# Given problem:
Narrow the data below down to the lines containing "standard".

# Data shown:
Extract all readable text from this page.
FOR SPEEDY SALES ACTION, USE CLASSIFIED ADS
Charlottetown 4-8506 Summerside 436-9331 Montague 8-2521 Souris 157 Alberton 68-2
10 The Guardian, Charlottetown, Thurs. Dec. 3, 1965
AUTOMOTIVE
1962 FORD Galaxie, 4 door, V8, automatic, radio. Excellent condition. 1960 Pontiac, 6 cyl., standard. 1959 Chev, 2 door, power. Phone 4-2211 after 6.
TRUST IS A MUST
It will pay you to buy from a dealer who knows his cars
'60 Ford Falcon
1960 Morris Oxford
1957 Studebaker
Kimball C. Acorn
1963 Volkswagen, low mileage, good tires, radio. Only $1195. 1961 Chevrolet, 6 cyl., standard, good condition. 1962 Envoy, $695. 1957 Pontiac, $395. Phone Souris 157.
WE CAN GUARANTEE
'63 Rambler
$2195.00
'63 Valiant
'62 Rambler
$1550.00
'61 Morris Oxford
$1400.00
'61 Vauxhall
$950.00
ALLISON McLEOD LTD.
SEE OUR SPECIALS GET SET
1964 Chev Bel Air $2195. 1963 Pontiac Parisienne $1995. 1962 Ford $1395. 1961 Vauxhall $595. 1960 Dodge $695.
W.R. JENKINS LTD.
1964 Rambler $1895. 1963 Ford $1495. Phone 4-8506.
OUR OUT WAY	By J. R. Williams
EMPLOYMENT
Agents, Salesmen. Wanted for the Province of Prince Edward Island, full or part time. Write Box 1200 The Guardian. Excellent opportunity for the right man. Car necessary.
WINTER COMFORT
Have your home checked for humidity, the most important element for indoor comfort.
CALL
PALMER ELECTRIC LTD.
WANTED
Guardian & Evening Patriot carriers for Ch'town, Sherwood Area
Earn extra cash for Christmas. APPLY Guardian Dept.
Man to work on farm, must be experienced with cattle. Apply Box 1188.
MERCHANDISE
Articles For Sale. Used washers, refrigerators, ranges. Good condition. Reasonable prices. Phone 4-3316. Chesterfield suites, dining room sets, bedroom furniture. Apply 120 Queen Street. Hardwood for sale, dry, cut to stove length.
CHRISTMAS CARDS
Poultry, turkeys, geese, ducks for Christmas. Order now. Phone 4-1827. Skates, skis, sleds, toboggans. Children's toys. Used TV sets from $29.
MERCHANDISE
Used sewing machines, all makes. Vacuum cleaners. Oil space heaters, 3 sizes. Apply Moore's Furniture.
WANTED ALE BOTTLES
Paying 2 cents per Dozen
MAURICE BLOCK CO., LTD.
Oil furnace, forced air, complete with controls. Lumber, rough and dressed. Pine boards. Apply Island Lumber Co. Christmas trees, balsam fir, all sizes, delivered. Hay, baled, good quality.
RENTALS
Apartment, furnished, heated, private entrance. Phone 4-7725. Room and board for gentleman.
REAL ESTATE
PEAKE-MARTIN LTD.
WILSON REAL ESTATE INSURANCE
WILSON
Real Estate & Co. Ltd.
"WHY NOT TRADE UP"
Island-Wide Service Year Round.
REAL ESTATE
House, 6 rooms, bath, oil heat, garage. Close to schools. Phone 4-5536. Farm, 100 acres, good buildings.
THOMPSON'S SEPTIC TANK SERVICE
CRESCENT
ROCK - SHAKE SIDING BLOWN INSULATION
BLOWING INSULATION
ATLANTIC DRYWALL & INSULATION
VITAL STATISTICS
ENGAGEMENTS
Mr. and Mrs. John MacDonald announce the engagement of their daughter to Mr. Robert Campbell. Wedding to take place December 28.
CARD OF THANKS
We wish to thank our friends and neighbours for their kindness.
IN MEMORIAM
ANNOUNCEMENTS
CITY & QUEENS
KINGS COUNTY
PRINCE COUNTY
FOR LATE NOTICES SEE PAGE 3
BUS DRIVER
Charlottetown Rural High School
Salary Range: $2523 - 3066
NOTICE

# Result for this task:
1962 FORD Galaxie, 4 door, V8, automatic, radio. Excellent condition. 1960 Pontiac, 6 cyl., standard. 1959 Chev, 2 door, power. Phone 4-2211 after 6.
1963 Volkswagen, low mileage, good tires, radio. Only $1195. 1961 Chevrolet, 6 cyl., standard, good condition. 1962 Envoy, $695. 1957 Pontiac, $395. Phone Souris 157.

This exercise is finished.